> _Items_
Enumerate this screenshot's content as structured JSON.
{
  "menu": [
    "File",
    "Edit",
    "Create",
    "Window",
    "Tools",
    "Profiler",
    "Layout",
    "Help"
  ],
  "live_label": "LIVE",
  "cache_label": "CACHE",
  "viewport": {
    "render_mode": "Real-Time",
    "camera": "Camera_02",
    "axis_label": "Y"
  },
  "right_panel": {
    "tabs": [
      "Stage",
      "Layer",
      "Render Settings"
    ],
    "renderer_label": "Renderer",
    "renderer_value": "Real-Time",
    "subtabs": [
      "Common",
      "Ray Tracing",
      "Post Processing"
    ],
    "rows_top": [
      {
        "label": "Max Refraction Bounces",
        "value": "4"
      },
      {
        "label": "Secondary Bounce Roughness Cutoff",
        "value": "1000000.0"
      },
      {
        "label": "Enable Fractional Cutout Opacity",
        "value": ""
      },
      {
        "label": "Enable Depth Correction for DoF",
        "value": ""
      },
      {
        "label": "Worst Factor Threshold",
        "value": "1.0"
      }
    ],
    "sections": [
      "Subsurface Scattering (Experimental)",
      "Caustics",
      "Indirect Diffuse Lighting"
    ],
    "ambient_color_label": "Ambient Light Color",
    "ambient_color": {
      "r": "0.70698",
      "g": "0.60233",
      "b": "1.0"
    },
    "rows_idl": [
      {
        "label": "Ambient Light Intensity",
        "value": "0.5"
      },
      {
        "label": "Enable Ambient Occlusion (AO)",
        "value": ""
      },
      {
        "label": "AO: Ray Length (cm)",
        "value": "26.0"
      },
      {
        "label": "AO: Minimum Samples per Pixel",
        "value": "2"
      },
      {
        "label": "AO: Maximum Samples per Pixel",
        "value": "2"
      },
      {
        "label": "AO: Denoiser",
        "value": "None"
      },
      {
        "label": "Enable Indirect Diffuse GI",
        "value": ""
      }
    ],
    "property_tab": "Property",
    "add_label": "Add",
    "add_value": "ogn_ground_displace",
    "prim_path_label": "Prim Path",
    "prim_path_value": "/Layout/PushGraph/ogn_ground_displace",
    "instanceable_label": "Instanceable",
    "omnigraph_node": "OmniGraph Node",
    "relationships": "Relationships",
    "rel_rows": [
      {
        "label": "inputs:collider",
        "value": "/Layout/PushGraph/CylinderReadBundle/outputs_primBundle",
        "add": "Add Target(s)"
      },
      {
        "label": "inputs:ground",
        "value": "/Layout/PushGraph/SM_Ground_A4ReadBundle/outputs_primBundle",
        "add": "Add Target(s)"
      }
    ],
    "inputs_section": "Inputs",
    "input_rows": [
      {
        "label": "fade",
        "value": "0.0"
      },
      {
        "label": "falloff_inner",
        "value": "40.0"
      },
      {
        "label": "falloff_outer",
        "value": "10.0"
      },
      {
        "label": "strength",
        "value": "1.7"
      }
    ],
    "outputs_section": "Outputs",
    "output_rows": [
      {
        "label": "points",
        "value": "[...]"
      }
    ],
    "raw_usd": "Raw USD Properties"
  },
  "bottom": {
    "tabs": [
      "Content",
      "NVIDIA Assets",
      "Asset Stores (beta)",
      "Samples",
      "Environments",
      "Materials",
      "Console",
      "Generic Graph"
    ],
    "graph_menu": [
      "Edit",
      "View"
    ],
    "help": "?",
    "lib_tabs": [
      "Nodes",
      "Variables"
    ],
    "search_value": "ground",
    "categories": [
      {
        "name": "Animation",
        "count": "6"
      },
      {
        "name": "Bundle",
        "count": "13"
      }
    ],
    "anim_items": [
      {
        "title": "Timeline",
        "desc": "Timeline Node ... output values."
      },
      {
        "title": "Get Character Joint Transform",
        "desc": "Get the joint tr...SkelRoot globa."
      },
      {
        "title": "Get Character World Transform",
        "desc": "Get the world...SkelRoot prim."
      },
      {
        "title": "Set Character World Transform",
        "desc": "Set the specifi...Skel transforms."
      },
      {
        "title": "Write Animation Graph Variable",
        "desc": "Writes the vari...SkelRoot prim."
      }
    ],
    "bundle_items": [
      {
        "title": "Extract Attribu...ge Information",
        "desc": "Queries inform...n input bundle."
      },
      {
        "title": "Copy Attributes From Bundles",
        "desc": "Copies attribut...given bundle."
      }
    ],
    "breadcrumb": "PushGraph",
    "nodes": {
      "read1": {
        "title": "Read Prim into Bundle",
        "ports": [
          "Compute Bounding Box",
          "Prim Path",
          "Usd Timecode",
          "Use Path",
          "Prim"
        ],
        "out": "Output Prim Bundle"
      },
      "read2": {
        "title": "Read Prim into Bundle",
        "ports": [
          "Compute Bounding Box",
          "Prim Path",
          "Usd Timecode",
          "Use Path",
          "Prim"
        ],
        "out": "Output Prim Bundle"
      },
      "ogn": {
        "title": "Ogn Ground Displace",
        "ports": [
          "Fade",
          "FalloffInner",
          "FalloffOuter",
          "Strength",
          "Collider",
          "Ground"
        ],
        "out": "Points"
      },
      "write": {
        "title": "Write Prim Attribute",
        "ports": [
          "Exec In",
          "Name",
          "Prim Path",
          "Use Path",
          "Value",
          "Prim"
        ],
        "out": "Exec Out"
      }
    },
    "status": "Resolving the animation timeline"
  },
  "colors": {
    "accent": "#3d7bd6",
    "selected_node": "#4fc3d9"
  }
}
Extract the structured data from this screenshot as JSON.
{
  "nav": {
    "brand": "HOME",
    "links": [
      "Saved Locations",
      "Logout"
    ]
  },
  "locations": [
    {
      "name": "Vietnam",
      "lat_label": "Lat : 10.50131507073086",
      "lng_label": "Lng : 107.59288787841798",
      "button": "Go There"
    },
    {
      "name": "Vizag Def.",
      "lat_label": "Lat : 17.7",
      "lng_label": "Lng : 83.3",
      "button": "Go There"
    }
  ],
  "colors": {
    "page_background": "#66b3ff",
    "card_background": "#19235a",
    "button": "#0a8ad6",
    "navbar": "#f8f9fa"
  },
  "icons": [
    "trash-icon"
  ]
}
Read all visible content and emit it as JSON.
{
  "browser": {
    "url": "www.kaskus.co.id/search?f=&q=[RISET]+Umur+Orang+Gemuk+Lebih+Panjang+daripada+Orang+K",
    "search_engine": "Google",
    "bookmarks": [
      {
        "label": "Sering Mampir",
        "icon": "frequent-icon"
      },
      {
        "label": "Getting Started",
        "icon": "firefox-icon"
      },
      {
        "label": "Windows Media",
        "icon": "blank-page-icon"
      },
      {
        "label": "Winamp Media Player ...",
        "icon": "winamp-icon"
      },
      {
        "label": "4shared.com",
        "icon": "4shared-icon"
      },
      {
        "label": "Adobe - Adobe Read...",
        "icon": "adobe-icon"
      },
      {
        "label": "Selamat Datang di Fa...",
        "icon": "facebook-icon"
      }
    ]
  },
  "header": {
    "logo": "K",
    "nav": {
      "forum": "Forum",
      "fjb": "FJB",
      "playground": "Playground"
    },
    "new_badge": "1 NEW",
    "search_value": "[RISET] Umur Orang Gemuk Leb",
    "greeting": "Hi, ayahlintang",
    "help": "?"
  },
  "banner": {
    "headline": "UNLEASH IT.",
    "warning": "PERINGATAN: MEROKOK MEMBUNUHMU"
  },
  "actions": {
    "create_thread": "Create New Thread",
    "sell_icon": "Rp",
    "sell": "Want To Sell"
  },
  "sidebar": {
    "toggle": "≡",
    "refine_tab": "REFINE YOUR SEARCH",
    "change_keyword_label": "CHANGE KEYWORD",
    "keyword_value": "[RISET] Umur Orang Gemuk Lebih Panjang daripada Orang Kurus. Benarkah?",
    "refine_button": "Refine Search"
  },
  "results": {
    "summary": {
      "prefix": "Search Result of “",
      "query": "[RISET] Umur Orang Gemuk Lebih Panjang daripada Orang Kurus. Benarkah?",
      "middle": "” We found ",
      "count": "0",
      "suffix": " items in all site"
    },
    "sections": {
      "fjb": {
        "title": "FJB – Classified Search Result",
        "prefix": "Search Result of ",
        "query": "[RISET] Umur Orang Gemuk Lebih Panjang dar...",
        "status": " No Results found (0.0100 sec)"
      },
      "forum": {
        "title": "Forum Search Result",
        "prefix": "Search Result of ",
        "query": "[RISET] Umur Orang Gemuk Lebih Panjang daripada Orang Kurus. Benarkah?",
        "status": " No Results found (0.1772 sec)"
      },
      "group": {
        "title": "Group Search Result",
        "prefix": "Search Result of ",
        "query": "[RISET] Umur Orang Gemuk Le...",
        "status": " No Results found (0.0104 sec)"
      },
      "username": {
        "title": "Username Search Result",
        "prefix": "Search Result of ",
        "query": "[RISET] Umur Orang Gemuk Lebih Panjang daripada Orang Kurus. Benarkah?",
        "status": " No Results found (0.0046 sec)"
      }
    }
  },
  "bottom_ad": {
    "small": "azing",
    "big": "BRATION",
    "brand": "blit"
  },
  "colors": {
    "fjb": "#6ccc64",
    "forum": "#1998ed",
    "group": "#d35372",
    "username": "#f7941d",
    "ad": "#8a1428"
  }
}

> _Stated task_
Copy each line of the preceding data that contains the string "status".

> _Solution below_
    "status": "Resolving the animation timeline"
        "status": " No Results found (0.0100 sec)"
        "status": " No Results found (0.1772 sec)"
        "status": " No Results found (0.0104 sec)"
        "status": " No Results found (0.0046 sec)"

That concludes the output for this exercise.